• **課題 1**
次の記述(a)、(b)、(c)がそれぞれ抜粋の内容と一致するかを判断せよ。各記述について「はい」か「いいえ」で答え、判断の根拠となる抜粋の語句を正確に引用すること。
(a) 濾材の濾過可能な粒子サイズは15μm以下であることが好ましい。
(b) 表面層を形成するポリエステルは、その全量を低オリゴマー処理ポリエステルにしなければならない。
(c) 環状三量体の増加量は、ポリエステルを290℃の温度で60分間溶融した時の値で評価する。
• **課題 2**
抜粋のうち、「前記の環状三量体の含有量を低」を含む語句から始め、「しくは1000ppmである。」の後で終わる部分を、一字も変えずにそのまま出力せよ。

さらに、ポリエステルの未延伸シート製造の際にも、該ポリエステルが溶融している段階で、ポリエステル中に含まれる異物を除去するために精密濾過を行う。精密濾過に用いられる濾材は特に限定はされないが、ステンレススチール焼結体の濾材が、ポリエステルの重合触媒が還元されて生成する金属Sbなどや、重合からペレット化までの段階で混入するSi、Ti、Ge、Cuを主成分とする凝集物及び高融点有機物の除去性能に優れることから好適である。濾材の濾過可能な粒子サイズは15μm以下(初期濾過効率95%)であることが好ましい。濾材の濾過可能な粒子サイズが15μmを超えるものでは、除去すべき20μm以上のサイズの粒子の除去が不十分となる場合がある。上記のような濾過性能を有する濾材を使用して溶融樹脂の精密濾過を行うことにより生産性が低下する場合があるが、光学欠陥の少ない積層ポリエステルフィルムを得るには極めて好適である。
前記の環状三量体の含有量を低減させたポリエステル(以下、低オリゴマー処理ポリエステルと称する)の製造方法は限定されないが、固有粘度が0.40〜0.60dl/gの溶融重合ポリエステルプレポリマーを固相重合する方法や所定の固有粘度のポリエステルを不活性気体雰囲気下または減圧下に固有粘度が実質的に変化しない条件で加熱処理する方法等が挙げられる。さらに、環状三量体を溶解する溶媒で抽出する方法等もある。
フィルム表面に析出する粒子を抑制するために、表面層を形成するポリエステルの全量を低オリゴマー処理ポリエステルとしてもよいし、低オリゴマー処理ポリエステルと汎用のポリエステルとの混合物を用いてもよい。
また、環状三量体は、ポリエステルフィルムの製造時の溶融押出し工程で生成するので、ポリエステルを290℃の温度で30分間溶融した時の環状三量体の増加量を5000ppm以下に低下させる手法を採用してもよい。環状三量体の増加量は、好ましくは3000ppm以下、より好ましくは2000ppm以下、特に好ましくは1000ppmである。
また、290℃の温度で30分間溶融したとき、環状三量体の増加量が5000ppm以下に低下させる手法を下記に示す。成形時の溶融状態での環状三量体の再生を出来るだけ抑制するためには、ポリエステル中に残存する活性な重合触媒量を出来るだけ減少さすことが重要である。このような活性な重合触媒量を減らす代表的な手段としては、下記の方法が挙げられる。

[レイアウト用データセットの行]
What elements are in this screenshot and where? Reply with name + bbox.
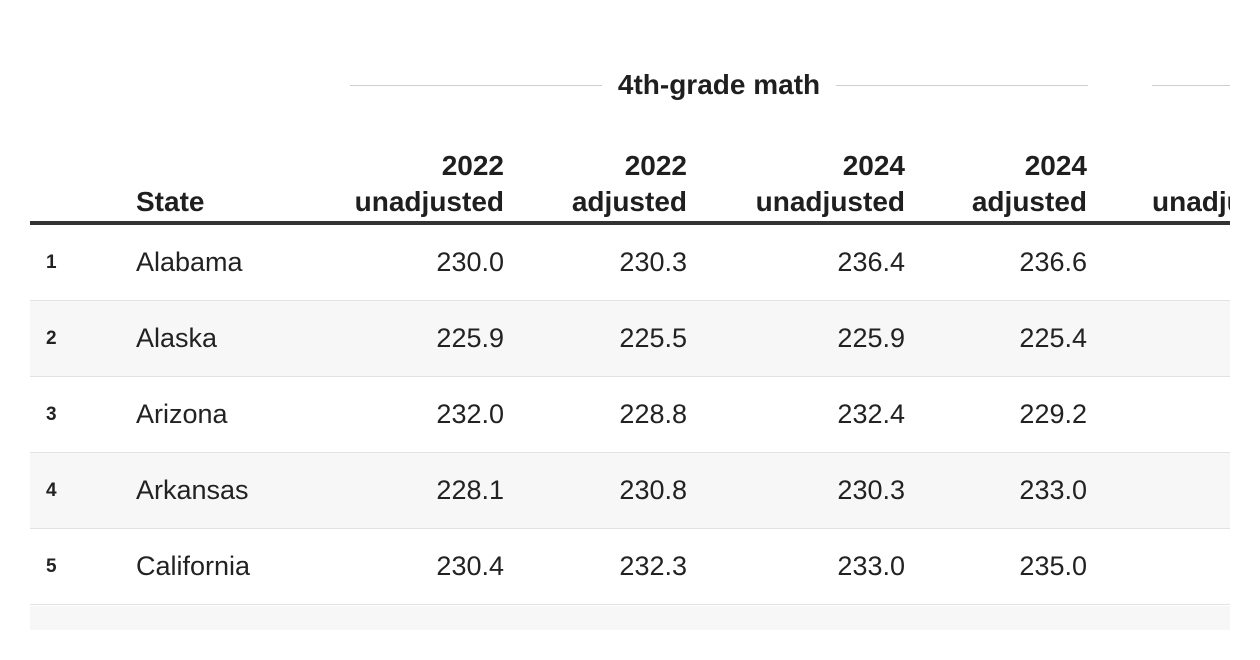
column-header-line2: unadjusted: [1152, 186, 1230, 217]
value-2022-adjusted: 225.5: [619, 323, 687, 353]
column-header-line1: 2022: [441, 150, 504, 181]
column-header-line2: adjusted: [971, 186, 1087, 217]
table-row: 5 California 230.4 232.3 233.0 235.0: [30, 529, 1230, 605]
group-header-rule-right: [836, 84, 1088, 86]
state-cell: Arkansas: [136, 475, 249, 505]
table-row-partial: [30, 606, 1230, 630]
value-2022-unadjusted: 225.9: [436, 323, 504, 353]
column-header-next-partial[interactable]: unadjusted: [1152, 132, 1230, 220]
value-2022-unadjusted: 232.0: [436, 399, 504, 429]
column-header-2024-unadjusted[interactable]: 2024 unadjusted: [720, 132, 905, 220]
table-row: 2 Alaska 225.9 225.5 225.9 225.4: [30, 301, 1230, 377]
group-header-next-partial: [1152, 66, 1230, 104]
value-2022-adjusted: 232.3: [619, 551, 687, 581]
column-header-line1: 2022: [624, 150, 687, 181]
row-index: 5: [46, 556, 57, 577]
value-2022-unadjusted: 230.0: [436, 247, 504, 277]
state-cell: Alabama: [136, 247, 243, 277]
table-row: 3 Arizona 232.0 228.8 232.4 229.2: [30, 377, 1230, 453]
row-index: 4: [46, 480, 57, 501]
value-2024-unadjusted: 236.4: [837, 247, 905, 277]
value-2024-unadjusted: 232.4: [837, 399, 905, 429]
column-header-line2: unadjusted: [755, 186, 905, 217]
column-header-state[interactable]: State: [136, 132, 316, 220]
value-2022-adjusted: 228.8: [619, 399, 687, 429]
column-header-2022-unadjusted[interactable]: 2022 unadjusted: [330, 132, 504, 220]
value-2024-unadjusted: 230.3: [837, 475, 905, 505]
header-divider: [30, 221, 1230, 225]
data-table: 4th-grade math State 2022 unadjusted 202…: [30, 0, 1230, 630]
state-cell: California: [136, 551, 251, 581]
value-2022-adjusted: 230.8: [619, 475, 687, 505]
value-2022-unadjusted: 230.4: [436, 551, 504, 581]
group-header-4th-grade-math: 4th-grade math: [350, 66, 1088, 104]
value-2024-adjusted: 235.0: [1019, 551, 1087, 581]
value-2022-unadjusted: 228.1: [436, 475, 504, 505]
table-row: 1 Alabama 230.0 230.3 236.4 236.6: [30, 225, 1230, 301]
column-header-2022-adjusted[interactable]: 2022 adjusted: [530, 132, 687, 220]
group-header-rule-left: [350, 84, 602, 86]
column-header-state-label: State: [136, 186, 205, 217]
column-header-line1: 2024: [842, 150, 905, 181]
column-header-line1: 2024: [1024, 150, 1087, 181]
row-index: 3: [46, 404, 57, 425]
row-index: 2: [46, 328, 57, 349]
state-cell: Alaska: [136, 323, 218, 353]
value-2024-adjusted: 236.6: [1019, 247, 1087, 277]
state-cell: Arizona: [136, 399, 228, 429]
table-body: 1 Alabama 230.0 230.3 236.4 236.6 2 Alas…: [30, 225, 1230, 605]
row-index: 1: [46, 252, 57, 273]
value-2024-adjusted: 229.2: [1019, 399, 1087, 429]
table-row: 4 Arkansas 228.1 230.8 230.3 233.0: [30, 453, 1230, 529]
value-2024-adjusted: 225.4: [1019, 323, 1087, 353]
value-2022-adjusted: 230.3: [619, 247, 687, 277]
column-header-line2: unadjusted: [354, 186, 504, 217]
value-2024-unadjusted: 225.9: [837, 323, 905, 353]
column-header-2024-adjusted[interactable]: 2024 adjusted: [930, 132, 1087, 220]
group-header-label: 4th-grade math: [617, 69, 821, 100]
column-header-line2: adjusted: [571, 186, 687, 217]
group-header-next-rule: [1152, 84, 1230, 86]
value-2024-unadjusted: 233.0: [837, 551, 905, 581]
value-2024-adjusted: 233.0: [1019, 475, 1087, 505]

• **解答 1**
(a) はい。抜粋には「濾材の濾過可能な粒子サイズは15μm以下(初期濾過効率95%)であることが好ましい」とある。
(b) いいえ。抜粋には「低オリゴマー処理ポリエステルと汎用のポリエステルとの混合物を用いてもよい」とある。
(c) いいえ。抜粋には「ポリエステルを290℃の温度で30分間溶融した時の環状三量体の増加量」とある。

• **解答 2**
前記の環状三量体の含有量を低減させたポリエステル(以下、低オリゴマー処理ポリエステルと称する)の製造方法は限定されないが、固有粘度が0.40〜0.60dl/gの溶融重合ポリエステルプレポリマーを固相重合する方法や所定の固有粘度のポリエステルを不活性気体雰囲気下または減圧下に固有粘度が実質的に変化しない条件で加熱処理する方法等が挙げられる。さらに、環状三量体を溶解する溶媒で抽出する方法等もある。
フィルム表面に析出する粒子を抑制するために、表面層を形成するポリエステルの全量を低オリゴマー処理ポリエステルとしてもよいし、低オリゴマー処理ポリエステルと汎用のポリエステルとの混合物を用いてもよい。
また、環状三量体は、ポリエステルフィルムの製造時の溶融押出し工程で生成するので、ポリエステルを290℃の温度で30分間溶融した時の環状三量体の増加量を5000ppm以下に低下させる手法を採用してもよい。環状三量体の増加量は、好ましくは3000ppm以下、より好ましくは2000ppm以下、特に好ましくは1000ppmである。